GIVEN TEXT
========

BuildingGreen Fact Check: It’s true that the chemical credits emphasize a hazard-avoidance approach. It’s false to claim that this approach is not science-based.
Both a hazard-avoidance approach and a risk-assessment approach to toxic chemicals are science-based. The proposed chemical credits in LEED (which are still evolving) currently reference European REACH legislation and the Green Screen for Safer Chemicals. Both of these have a precautionary orientation—meaning they favor chemicals scientifically proven to be safer. (Regulations in the U.S. tend to require that chemicals be proven unsafe before their use can be restricted.) Both REACH and Green Screen are backed by rigorous scientific research and review.
The associated lists target major hazards for which an avoidance strategy makes sense—particularly in the absence of sufficiently rigorous studies and data on exposure, since neither the chemical industry nor the government has chosen to invest in the research needed to provide that data. These substances include persistent, bioaccumulative toxic chemicals, to which eventual exposure is almost assured.
ACC has also accused USGBC of not using a “true” consensus-based approach. “USGBC is an ANSI-accredited organization but has not taken the next steps and completed the requirements of an ANSI standard,” Dooley said. “The internal committees…appear to lack participation of appropriately qualified experts.”
Dooley added that “in a true consensus process, USGBC would have to provide technical support for the material avoidance or material ingredient listing credits.” When I asked Dooley whether ACC had participated in the process, he responded that the group had submitted public comments “that were ignored.”
USGBC response: Owens called this line of attack “a distraction from the substantive issues,” adding, “LEED is developed in accordance with a rigorously inclusive process. We have received more than 22,000 public comments and have responded to each individually. We work cooperatively with industries, and LEED standards are set in a consensus-driven, transparent manner led by technical experts in their fields.”
BuildingGreen Fact Check: It’s true that LEED is not an ANSI standard. It’s false to say that it is not a consensus-based standard.

========

EXTRACTED INFORMATION
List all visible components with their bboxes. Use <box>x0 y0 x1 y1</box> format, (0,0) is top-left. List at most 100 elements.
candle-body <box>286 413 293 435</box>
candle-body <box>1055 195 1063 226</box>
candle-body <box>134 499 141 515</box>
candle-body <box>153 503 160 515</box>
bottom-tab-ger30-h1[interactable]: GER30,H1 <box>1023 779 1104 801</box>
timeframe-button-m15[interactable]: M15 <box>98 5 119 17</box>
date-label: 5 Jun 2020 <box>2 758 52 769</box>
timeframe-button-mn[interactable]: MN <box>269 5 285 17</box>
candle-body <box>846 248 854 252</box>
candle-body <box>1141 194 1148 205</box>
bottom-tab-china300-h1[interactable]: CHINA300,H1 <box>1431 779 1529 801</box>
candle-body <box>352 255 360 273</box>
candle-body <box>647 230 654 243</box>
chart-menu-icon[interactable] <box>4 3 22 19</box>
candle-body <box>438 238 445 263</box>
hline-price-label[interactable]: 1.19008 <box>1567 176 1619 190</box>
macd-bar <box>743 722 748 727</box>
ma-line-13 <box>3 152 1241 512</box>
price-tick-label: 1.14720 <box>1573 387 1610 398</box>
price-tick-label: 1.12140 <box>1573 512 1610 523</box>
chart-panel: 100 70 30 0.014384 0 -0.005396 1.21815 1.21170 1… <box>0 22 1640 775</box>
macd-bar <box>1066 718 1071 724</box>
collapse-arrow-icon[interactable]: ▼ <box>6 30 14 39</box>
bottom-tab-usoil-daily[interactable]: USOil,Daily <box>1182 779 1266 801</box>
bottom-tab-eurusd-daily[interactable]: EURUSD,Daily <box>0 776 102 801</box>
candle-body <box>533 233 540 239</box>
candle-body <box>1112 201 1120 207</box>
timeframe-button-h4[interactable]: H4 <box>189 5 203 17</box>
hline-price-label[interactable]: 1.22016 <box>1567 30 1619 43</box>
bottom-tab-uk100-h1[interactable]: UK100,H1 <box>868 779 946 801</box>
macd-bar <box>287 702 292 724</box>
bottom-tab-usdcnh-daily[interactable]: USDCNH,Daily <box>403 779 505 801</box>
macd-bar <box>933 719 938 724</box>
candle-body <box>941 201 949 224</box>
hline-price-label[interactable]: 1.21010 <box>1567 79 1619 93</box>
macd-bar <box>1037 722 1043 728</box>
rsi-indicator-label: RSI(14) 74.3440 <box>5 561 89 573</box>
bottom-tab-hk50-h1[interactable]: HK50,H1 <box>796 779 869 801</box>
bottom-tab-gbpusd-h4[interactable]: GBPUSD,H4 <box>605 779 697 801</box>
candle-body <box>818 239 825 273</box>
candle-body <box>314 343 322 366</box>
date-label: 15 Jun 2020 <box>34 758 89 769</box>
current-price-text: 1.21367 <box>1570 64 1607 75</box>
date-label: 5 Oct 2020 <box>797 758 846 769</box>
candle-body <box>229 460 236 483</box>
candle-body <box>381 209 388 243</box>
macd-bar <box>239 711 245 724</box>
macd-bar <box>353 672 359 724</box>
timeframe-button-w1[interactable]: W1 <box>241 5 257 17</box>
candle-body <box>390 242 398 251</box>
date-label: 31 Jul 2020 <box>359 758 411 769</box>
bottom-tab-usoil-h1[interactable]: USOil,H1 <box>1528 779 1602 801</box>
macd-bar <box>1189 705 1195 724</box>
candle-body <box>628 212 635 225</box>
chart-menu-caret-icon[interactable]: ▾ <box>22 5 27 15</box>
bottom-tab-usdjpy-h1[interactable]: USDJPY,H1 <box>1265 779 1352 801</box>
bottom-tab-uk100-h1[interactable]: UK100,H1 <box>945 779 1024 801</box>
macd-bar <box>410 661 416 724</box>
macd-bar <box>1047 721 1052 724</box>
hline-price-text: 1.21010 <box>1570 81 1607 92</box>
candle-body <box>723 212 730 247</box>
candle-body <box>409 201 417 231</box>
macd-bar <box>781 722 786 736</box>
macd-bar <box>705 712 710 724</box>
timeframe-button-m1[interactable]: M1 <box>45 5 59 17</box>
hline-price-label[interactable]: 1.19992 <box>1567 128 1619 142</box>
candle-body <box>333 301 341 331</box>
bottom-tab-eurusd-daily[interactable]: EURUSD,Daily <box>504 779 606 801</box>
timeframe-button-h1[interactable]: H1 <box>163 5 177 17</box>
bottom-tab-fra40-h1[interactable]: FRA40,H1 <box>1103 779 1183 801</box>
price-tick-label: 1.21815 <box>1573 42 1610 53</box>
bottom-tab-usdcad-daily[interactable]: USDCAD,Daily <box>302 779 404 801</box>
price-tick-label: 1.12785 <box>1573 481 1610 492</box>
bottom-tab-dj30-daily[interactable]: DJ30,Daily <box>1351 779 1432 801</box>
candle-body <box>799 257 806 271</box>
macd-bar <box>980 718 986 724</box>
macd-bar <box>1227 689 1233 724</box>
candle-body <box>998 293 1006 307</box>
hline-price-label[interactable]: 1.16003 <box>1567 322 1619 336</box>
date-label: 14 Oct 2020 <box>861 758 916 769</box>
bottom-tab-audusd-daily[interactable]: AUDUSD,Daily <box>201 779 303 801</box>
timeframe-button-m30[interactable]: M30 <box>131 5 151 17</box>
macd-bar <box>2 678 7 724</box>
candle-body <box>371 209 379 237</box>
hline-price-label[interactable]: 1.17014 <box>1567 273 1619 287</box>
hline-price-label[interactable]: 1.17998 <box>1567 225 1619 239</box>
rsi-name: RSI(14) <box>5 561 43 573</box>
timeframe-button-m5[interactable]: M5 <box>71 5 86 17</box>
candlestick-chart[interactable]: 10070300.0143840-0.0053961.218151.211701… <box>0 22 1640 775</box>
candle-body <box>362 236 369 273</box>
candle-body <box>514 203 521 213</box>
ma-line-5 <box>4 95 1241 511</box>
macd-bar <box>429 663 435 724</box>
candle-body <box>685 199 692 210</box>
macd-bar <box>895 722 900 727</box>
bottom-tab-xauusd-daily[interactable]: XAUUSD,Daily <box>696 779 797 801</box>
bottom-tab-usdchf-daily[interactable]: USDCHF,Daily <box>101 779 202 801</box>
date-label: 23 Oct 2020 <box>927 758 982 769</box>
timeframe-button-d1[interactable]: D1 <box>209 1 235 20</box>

========

WORK TO COMPLETE
1) Answer these questions from the LEED fact check:
(a) Which two references do the proposed chemical credits in LEED currently cite?
(b) How many public comments does Owens say USGBC has received?
(c) What did Dooley say happened to the public comments ACC submitted?
2) Go on with the LEED fact check, picking up after its last sentence.
The data come from a different source than the LEED fact check.

ANSWERS TO THE EXERCISES
1)
(a) European REACH legislation and the Green Screen for Safer Chemicals.
(b) More than 22,000.
(c) They were ignored.

2)
The federal government defers to consensus standards but does not require the rating systems it uses to be ANSI standards. ANSI defines specific requirements for stakeholder balance and consensus, but this is not the only structure accepted by ISO or the federal government.
In its recent review of rating systems, GSA noted that LEED was not an ANSI standard but concluded that LEED was developed according to a rigorously transparent consensus process according to on its own definition:
The certification system contains the attributes of a voluntary consensus standards body defined in OMB Circular A-119: openness, balance of interest, due process, an appeal process, and consensus.
ACC may be pushing this message because its own preferred rating system—Green Globes, which has stronger ties to mainstream industries and lobbyists—is an ANSI standard.
You may be wondering if this attack is related to the postponement of the erstwhile LEED 2012, which is now called LEED v4 because it won’t be available until 2013.
Yes and no. While the chemical industry attacks have no direct relationship to the decision to delay rollout, as Nadav Malin reported in EBN earlier this week, there was a more widespread sense—particularly among “core supporters” of LEED—that “the proposed changes in the rating system were too much, too fast, especially in a weak real estate market.”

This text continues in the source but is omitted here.